**Check your understanding**.
A – Reproduce the passage of the article on the Tory manifesto starting with "As a result of austerity" and going on through "and Cultural Rights.", swapping "breach" for "violation".
B – In the article on the Tory manifesto, condense the paragraph beginning "Promises to end gender and racial discrimination" into a short bulleted list that keeps its main facts.
C – Using the article on the Tory manifesto, decide whether each statement agrees with it. Answer yes or no and quote the words that decide it.
(i) Labour has pledged to abolish employment tribunal fees.
(ii) The benefit cap is set according to actual need.
(iii) Employment tribunal fees were introduced under Theresa May.

After the surpising 2017 general election, opposition parties have a golden opportunity to stand up for the rights of UK citizens.
In an era of fake news and alternative facts, Theresa May’s attempt to portray her party as the party of workers is apposite in its audacity. From promises to put a stop to gender and racial discrimination at work, to promises to better protect vulnerable children and domestic violence victims, to digital rights, their manifesto for the 2017 election rings hollow and hypocritical when we consider successive Tory government legislative agendas.
Promises to end gender and racial discrimination in the workplace can only be gossamer thin when the enforcement of those rights remain beyond the means of most workers. Employment tribunal fees of £1200 – introduced under David Cameron – mean that many workers cannot afford to bring claims. Studies have shown this has reduced the number of claims by 67% – 60% in racial discrimination claims and 87% in sex discrimination claims, with women and low-paid workers hardest hit. Citizens Advice reports seven out of 10 successful claims are not taken and more than half of those interviewed said fees and costs deterred them. Legal protections against gender and racial discrimination are meaningless if people cannot enforce those rights. Without justice there is impunity and employers can get away with precisely the kinds of discrimination the Tory manifesto says May will stop. For this very reason, Labour have promised to scrap the fees. But May’s manifesto says nothing about scrapping the fees – or rolling back the damage her party has inflicted upon workers’ rights.
The manifesto’s references to “work incentivisation” are merely euphemisms for welfare reforms driving more people into poverty. One example is the “benefit cap” – an arbitrary cap on benefits tied to the minimum wage and divorced from actual need – which May says is encouraging more people into work and out of poverty, but in fact is forcing thousands, particularly single mothers with small children into homelessness. It is currently subject to legal challenge on the grounds it discriminates against women and the vulnerable children the Tory manifesto says they want to protect.
As a result of austerity measures the U.K. has been found in breach of its international human rights obligations by the UN Committee on Social, Economic and Cultural Rights.
Another example is the limit of universal tax credit to families with more than two children. Designed, in effect, to deter low-income families from having more children, the scheme includes the now infamous “rape clause” providing an exception for women whose child is the product of rape or others domestic violence or abuse where pregnancy is not a free choice. To obtain the tax credit, women must suffer the indignity of sharing this deeply personal and traumatic experience with tax authorities.
As a result of these and other austerity measures, the U.K. has been found in breach of its international human rights obligations by the UN Committee on Social, Economic and Cultural Rights, which was “seriously concerned” about “the disproportionate adverse impact that austerity measures” are having on women, the disabled, and disadvantaged and marginalised groups.

**Data**.
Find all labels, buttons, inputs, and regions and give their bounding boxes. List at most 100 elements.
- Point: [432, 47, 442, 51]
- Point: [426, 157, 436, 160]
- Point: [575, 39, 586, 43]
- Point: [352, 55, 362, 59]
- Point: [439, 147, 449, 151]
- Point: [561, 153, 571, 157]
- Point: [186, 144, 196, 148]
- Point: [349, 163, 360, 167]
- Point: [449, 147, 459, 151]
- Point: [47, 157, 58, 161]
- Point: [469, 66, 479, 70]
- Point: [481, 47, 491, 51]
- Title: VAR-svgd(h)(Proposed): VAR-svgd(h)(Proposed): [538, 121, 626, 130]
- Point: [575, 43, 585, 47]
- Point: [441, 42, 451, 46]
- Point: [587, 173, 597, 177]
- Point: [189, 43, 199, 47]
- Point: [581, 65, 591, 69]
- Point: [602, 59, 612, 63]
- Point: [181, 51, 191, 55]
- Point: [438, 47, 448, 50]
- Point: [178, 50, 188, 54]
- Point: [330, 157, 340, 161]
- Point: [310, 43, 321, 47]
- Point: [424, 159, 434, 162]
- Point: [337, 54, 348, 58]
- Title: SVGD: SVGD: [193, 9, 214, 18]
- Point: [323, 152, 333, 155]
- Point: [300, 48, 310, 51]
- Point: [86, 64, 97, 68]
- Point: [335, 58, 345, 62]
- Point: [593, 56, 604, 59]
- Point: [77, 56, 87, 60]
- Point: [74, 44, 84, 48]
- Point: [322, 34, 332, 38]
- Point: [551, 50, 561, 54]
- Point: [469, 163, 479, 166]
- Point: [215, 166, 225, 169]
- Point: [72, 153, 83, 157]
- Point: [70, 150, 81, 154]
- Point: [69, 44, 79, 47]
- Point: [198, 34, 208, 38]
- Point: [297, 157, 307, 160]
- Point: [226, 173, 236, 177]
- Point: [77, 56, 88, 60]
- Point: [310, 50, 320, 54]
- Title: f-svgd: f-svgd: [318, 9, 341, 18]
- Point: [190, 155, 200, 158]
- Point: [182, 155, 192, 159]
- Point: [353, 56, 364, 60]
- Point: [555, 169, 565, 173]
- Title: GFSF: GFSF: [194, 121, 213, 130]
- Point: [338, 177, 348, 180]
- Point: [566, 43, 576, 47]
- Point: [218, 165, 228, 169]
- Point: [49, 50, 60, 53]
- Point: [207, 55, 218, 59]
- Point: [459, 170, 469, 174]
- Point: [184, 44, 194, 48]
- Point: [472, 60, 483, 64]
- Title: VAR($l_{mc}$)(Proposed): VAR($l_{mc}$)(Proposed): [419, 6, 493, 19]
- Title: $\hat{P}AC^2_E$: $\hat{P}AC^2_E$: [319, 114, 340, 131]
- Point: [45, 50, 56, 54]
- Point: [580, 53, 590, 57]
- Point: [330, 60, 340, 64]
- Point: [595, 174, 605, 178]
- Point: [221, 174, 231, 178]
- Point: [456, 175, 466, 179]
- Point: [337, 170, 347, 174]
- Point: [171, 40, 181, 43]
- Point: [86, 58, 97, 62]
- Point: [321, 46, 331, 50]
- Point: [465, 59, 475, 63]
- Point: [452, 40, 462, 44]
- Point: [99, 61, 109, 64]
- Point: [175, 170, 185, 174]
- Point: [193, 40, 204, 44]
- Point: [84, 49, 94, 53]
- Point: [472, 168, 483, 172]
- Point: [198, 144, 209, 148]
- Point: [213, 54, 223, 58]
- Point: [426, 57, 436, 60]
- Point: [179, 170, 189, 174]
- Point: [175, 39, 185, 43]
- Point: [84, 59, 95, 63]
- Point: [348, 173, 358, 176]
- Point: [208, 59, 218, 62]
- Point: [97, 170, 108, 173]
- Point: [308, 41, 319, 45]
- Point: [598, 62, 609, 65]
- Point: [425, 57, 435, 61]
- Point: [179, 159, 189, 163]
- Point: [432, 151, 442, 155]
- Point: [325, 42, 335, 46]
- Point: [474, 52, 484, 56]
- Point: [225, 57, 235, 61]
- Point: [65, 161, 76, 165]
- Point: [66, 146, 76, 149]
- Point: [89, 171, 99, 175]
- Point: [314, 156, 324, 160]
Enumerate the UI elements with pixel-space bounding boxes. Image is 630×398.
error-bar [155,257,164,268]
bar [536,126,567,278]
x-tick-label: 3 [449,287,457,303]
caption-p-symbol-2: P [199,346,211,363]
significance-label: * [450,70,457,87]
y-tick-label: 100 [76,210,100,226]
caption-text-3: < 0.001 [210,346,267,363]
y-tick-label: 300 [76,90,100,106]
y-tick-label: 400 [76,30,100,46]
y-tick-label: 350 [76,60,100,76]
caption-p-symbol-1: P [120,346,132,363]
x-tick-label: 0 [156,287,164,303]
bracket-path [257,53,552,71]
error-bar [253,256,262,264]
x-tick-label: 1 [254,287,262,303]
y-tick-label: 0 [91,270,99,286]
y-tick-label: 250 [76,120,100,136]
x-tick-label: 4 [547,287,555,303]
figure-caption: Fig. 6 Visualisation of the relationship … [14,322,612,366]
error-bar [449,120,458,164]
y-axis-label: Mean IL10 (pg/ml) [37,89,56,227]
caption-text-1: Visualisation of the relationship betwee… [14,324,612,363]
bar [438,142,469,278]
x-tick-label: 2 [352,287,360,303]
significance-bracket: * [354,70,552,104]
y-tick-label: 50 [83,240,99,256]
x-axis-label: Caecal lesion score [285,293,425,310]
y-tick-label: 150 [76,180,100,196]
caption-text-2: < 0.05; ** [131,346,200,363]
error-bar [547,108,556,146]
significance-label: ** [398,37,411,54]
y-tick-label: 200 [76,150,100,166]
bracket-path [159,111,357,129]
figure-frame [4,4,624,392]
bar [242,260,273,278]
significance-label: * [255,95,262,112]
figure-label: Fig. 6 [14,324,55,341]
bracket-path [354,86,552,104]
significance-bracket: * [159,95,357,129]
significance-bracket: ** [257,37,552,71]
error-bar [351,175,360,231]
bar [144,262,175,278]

**Solutions**.
A –
As a result of austerity measures the U.K. has been found in violation of its international human rights obligations by the UN Committee on Social, Economic and Cultural Rights.

B –
- Employment tribunal fees of £1200, introduced under David Cameron, put claims beyond the means of many workers.
- Claims fell by 67% overall, by 60% for racial discrimination and by 87% for sex discrimination. Women and low-paid workers were hit hardest.
- Citizens Advice reports that seven out of 10 successful claims are not taken. More than half of those interviewed said fees and costs deterred them.
- Rights that cannot be enforced are meaningless and leave employers free to discriminate.
- Labour has promised to scrap the fees. May's manifesto says nothing about doing so.

C –
(i) Yes: "Labour have promised to scrap the fees."
(ii) No: "an arbitrary cap on benefits tied to the minimum wage and divorced from actual need"
(iii) No: "introduced under David Cameron"